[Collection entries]
* BEGIN *
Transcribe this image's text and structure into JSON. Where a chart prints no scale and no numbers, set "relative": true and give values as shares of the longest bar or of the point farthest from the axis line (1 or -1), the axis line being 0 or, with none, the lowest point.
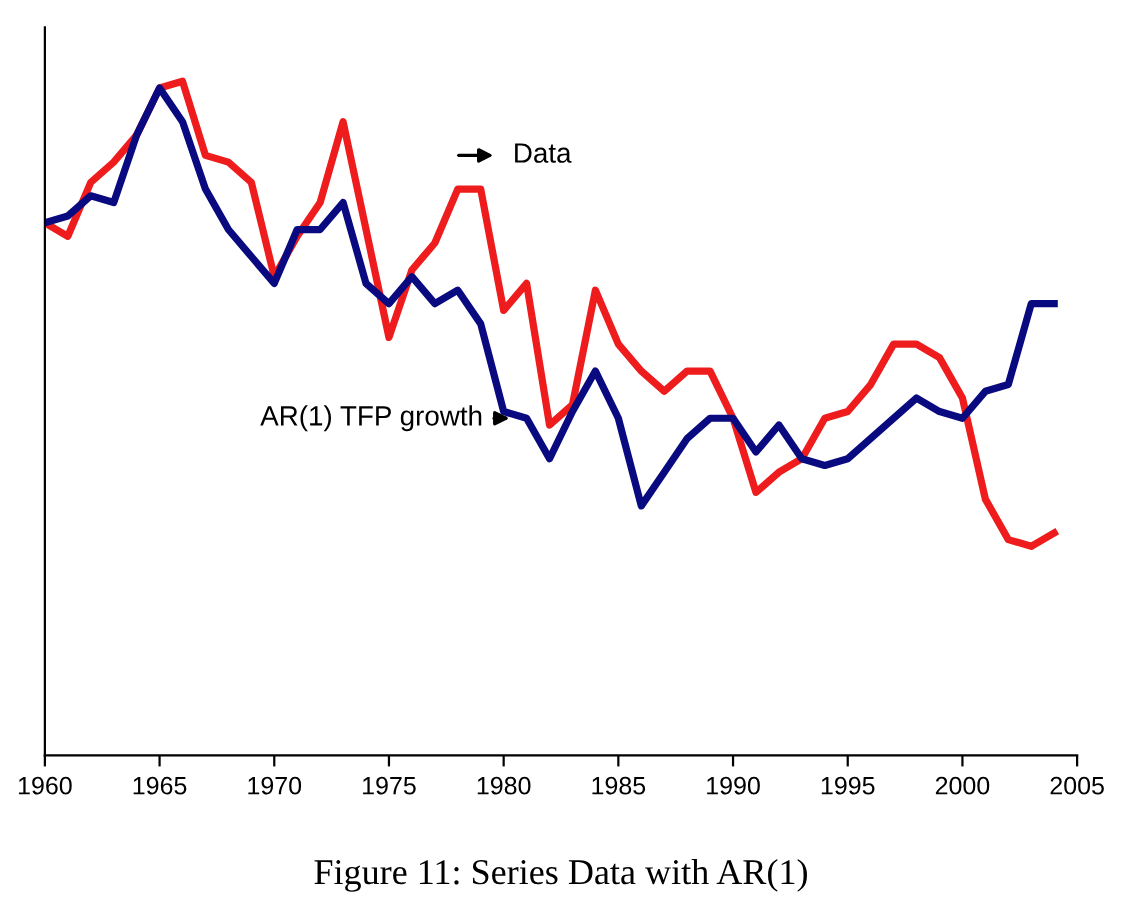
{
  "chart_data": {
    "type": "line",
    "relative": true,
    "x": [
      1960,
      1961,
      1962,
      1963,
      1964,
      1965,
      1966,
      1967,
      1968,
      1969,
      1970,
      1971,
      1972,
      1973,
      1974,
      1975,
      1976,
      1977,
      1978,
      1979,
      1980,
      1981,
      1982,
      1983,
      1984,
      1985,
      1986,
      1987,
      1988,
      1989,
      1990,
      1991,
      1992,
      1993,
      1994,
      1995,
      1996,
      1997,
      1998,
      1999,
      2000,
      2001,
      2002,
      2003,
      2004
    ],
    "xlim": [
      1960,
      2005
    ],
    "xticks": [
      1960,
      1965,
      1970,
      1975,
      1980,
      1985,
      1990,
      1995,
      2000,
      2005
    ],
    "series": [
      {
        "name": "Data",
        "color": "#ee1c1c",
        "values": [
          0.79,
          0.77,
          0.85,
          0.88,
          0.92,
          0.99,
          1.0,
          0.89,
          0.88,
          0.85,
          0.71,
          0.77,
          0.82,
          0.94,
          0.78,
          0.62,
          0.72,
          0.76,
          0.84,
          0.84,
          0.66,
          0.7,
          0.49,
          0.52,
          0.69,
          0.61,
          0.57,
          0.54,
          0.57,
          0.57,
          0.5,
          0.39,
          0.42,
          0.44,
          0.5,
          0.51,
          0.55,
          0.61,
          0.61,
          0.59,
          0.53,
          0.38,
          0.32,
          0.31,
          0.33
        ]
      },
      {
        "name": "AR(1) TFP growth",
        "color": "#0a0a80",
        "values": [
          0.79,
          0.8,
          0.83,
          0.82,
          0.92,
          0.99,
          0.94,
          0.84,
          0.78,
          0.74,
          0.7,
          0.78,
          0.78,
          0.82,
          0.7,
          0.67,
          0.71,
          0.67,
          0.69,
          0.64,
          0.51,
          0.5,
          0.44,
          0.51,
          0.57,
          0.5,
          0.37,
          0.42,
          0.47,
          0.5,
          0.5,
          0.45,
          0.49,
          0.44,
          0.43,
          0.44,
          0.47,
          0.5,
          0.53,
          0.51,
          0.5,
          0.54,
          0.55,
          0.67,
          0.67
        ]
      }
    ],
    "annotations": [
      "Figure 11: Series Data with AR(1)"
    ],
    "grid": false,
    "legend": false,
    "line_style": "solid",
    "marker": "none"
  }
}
* END *
**What you should do:** Pull out all lines in the data above that include "true".

**Result of this exercise:**
Transcribe this image's text and structure into JSON. Where a chart prints no scale and no numbers, set "relative": true and give values as shares of the longest bar or of the point farthest from the axis line (1 or -1), the axis line being 0 or, with none, the lowest point.
    "relative": true,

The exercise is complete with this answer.